• Materials provided:
»»

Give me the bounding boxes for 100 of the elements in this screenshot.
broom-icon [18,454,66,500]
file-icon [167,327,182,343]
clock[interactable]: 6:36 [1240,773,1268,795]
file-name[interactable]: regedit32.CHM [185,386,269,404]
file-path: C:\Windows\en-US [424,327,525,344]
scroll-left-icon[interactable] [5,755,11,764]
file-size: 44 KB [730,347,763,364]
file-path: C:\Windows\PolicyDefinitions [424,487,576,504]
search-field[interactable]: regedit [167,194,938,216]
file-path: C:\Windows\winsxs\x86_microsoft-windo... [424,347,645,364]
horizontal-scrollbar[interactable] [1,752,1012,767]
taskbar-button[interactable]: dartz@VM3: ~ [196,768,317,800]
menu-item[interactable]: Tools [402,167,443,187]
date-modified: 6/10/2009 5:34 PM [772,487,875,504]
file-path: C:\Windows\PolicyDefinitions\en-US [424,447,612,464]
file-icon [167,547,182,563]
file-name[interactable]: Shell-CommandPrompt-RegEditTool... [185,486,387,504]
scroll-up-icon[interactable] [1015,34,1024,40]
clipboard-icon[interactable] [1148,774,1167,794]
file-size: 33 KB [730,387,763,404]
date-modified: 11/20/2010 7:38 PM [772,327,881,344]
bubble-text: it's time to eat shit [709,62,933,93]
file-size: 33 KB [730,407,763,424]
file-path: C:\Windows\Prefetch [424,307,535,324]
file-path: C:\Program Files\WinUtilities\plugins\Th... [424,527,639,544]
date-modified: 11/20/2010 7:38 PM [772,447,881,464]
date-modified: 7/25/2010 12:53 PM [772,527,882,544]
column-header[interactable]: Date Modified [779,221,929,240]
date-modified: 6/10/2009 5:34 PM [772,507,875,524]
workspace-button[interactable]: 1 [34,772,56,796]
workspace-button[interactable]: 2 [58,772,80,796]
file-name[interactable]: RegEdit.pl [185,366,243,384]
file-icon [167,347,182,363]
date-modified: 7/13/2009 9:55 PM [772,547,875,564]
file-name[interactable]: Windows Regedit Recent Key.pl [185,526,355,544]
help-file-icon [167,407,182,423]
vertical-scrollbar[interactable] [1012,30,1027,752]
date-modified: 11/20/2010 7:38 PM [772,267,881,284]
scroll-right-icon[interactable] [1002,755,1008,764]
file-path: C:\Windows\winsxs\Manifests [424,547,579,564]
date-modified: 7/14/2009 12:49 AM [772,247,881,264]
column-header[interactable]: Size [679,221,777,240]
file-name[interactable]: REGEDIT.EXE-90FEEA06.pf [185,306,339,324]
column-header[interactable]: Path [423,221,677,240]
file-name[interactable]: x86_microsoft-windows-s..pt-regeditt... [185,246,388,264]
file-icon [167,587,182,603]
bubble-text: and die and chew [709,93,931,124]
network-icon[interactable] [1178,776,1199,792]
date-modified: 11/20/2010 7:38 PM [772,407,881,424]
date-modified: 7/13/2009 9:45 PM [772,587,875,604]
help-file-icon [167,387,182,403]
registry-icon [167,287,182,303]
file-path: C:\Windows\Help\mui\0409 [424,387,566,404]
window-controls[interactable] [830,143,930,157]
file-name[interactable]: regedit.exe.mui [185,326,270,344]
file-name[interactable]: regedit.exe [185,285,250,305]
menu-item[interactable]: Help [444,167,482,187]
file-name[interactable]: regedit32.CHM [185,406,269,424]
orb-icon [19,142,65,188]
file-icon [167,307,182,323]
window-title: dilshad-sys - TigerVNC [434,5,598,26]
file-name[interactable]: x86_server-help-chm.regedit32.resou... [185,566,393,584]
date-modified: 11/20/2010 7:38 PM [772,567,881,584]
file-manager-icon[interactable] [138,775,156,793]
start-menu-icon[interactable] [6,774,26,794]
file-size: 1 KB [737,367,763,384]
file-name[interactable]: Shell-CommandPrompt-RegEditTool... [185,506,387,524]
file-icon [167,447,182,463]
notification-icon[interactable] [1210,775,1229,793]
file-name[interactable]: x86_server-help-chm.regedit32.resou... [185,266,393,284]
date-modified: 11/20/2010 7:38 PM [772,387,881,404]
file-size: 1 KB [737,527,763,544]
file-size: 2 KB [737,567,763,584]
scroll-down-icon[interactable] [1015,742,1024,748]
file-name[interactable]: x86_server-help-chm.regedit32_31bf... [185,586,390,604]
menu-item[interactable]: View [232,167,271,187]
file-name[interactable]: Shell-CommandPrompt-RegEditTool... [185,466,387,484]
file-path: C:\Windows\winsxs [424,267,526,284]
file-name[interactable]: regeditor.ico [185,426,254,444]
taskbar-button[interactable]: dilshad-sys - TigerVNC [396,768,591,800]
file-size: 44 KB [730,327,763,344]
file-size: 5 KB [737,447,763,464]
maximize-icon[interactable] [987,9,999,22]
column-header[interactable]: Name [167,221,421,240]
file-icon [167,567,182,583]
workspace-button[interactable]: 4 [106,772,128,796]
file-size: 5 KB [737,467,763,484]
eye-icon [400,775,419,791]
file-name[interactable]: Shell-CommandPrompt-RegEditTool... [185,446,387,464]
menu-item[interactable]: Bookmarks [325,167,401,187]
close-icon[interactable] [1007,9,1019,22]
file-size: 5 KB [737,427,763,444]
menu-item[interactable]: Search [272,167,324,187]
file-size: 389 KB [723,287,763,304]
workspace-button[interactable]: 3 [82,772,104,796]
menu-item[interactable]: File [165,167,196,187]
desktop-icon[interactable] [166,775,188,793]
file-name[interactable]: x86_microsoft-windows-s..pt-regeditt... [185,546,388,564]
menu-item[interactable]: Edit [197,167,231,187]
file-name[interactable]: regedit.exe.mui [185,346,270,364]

««

• Written request: Rewrite the listing so that every "date-modified" reads "last-modified" and everything else stays the same.

• The solution:
Give me the bounding boxes for 100 of the elements in this screenshot.
broom-icon [18,454,66,500]
file-icon [167,327,182,343]
clock[interactable]: 6:36 [1240,773,1268,795]
file-name[interactable]: regedit32.CHM [185,386,269,404]
file-path: C:\Windows\en-US [424,327,525,344]
scroll-left-icon[interactable] [5,755,11,764]
file-size: 44 KB [730,347,763,364]
file-path: C:\Windows\PolicyDefinitions [424,487,576,504]
search-field[interactable]: regedit [167,194,938,216]
file-path: C:\Windows\winsxs\x86_microsoft-windo... [424,347,645,364]
horizontal-scrollbar[interactable] [1,752,1012,767]
taskbar-button[interactable]: dartz@VM3: ~ [196,768,317,800]
menu-item[interactable]: Tools [402,167,443,187]
last-modified: 6/10/2009 5:34 PM [772,487,875,504]
file-path: C:\Windows\PolicyDefinitions\en-US [424,447,612,464]
file-icon [167,547,182,563]
file-name[interactable]: Shell-CommandPrompt-RegEditTool... [185,486,387,504]
scroll-up-icon[interactable] [1015,34,1024,40]
clipboard-icon[interactable] [1148,774,1167,794]
file-size: 33 KB [730,387,763,404]
last-modified: 11/20/2010 7:38 PM [772,327,881,344]
bubble-text: it's time to eat shit [709,62,933,93]
file-size: 33 KB [730,407,763,424]
file-path: C:\Windows\Prefetch [424,307,535,324]
file-path: C:\Program Files\WinUtilities\plugins\Th... [424,527,639,544]
last-modified: 11/20/2010 7:38 PM [772,447,881,464]
last-modified: 7/25/2010 12:53 PM [772,527,882,544]
column-header[interactable]: Date Modified [779,221,929,240]
last-modified: 6/10/2009 5:34 PM [772,507,875,524]
workspace-button[interactable]: 1 [34,772,56,796]
workspace-button[interactable]: 2 [58,772,80,796]
file-name[interactable]: RegEdit.pl [185,366,243,384]
file-icon [167,347,182,363]
last-modified: 7/13/2009 9:55 PM [772,547,875,564]
file-name[interactable]: Windows Regedit Recent Key.pl [185,526,355,544]
help-file-icon [167,407,182,423]
vertical-scrollbar[interactable] [1012,30,1027,752]
last-modified: 11/20/2010 7:38 PM [772,267,881,284]
scroll-right-icon[interactable] [1002,755,1008,764]
file-path: C:\Windows\winsxs\Manifests [424,547,579,564]
last-modified: 7/14/2009 12:49 AM [772,247,881,264]
column-header[interactable]: Size [679,221,777,240]
file-name[interactable]: REGEDIT.EXE-90FEEA06.pf [185,306,339,324]
column-header[interactable]: Path [423,221,677,240]
file-name[interactable]: x86_microsoft-windows-s..pt-regeditt... [185,246,388,264]
file-icon [167,587,182,603]
bubble-text: and die and chew [709,93,931,124]
network-icon[interactable] [1178,776,1199,792]
last-modified: 11/20/2010 7:38 PM [772,407,881,424]
last-modified: 7/13/2009 9:45 PM [772,587,875,604]
help-file-icon [167,387,182,403]
registry-icon [167,287,182,303]
file-path: C:\Windows\Help\mui\0409 [424,387,566,404]
window-controls[interactable] [830,143,930,157]
file-name[interactable]: regedit.exe.mui [185,326,270,344]
file-name[interactable]: regedit.exe [185,285,250,305]
menu-item[interactable]: Help [444,167,482,187]
file-name[interactable]: regedit32.CHM [185,406,269,424]
orb-icon [19,142,65,188]
file-icon [167,307,182,323]
window-title: dilshad-sys - TigerVNC [434,5,598,26]
file-name[interactable]: x86_server-help-chm.regedit32.resou... [185,566,393,584]
last-modified: 11/20/2010 7:38 PM [772,567,881,584]
file-manager-icon[interactable] [138,775,156,793]
start-menu-icon[interactable] [6,774,26,794]
file-size: 1 KB [737,367,763,384]
file-name[interactable]: Shell-CommandPrompt-RegEditTool... [185,506,387,524]
file-icon [167,447,182,463]
notification-icon[interactable] [1210,775,1229,793]
file-name[interactable]: x86_server-help-chm.regedit32.resou... [185,266,393,284]
last-modified: 11/20/2010 7:38 PM [772,387,881,404]
file-size: 1 KB [737,527,763,544]
file-size: 2 KB [737,567,763,584]
scroll-down-icon[interactable] [1015,742,1024,748]
file-name[interactable]: x86_server-help-chm.regedit32_31bf... [185,586,390,604]
menu-item[interactable]: View [232,167,271,187]
file-name[interactable]: Shell-CommandPrompt-RegEditTool... [185,466,387,484]
file-path: C:\Windows\winsxs [424,267,526,284]
file-name[interactable]: regeditor.ico [185,426,254,444]
taskbar-button[interactable]: dilshad-sys - TigerVNC [396,768,591,800]
file-size: 44 KB [730,327,763,344]
file-size: 5 KB [737,447,763,464]
maximize-icon[interactable] [987,9,999,22]
column-header[interactable]: Name [167,221,421,240]
file-icon [167,567,182,583]
workspace-button[interactable]: 4 [106,772,128,796]
file-size: 5 KB [737,467,763,484]
eye-icon [400,775,419,791]
file-name[interactable]: Shell-CommandPrompt-RegEditTool... [185,446,387,464]
menu-item[interactable]: Bookmarks [325,167,401,187]
close-icon[interactable] [1007,9,1019,22]
file-size: 5 KB [737,427,763,444]
menu-item[interactable]: Search [272,167,324,187]
file-size: 389 KB [723,287,763,304]
workspace-button[interactable]: 3 [82,772,104,796]
menu-item[interactable]: File [165,167,196,187]
desktop-icon[interactable] [166,775,188,793]
file-name[interactable]: x86_microsoft-windows-s..pt-regeditt... [185,546,388,564]
menu-item[interactable]: Edit [197,167,231,187]
file-name[interactable]: regedit.exe.mui [185,346,270,364]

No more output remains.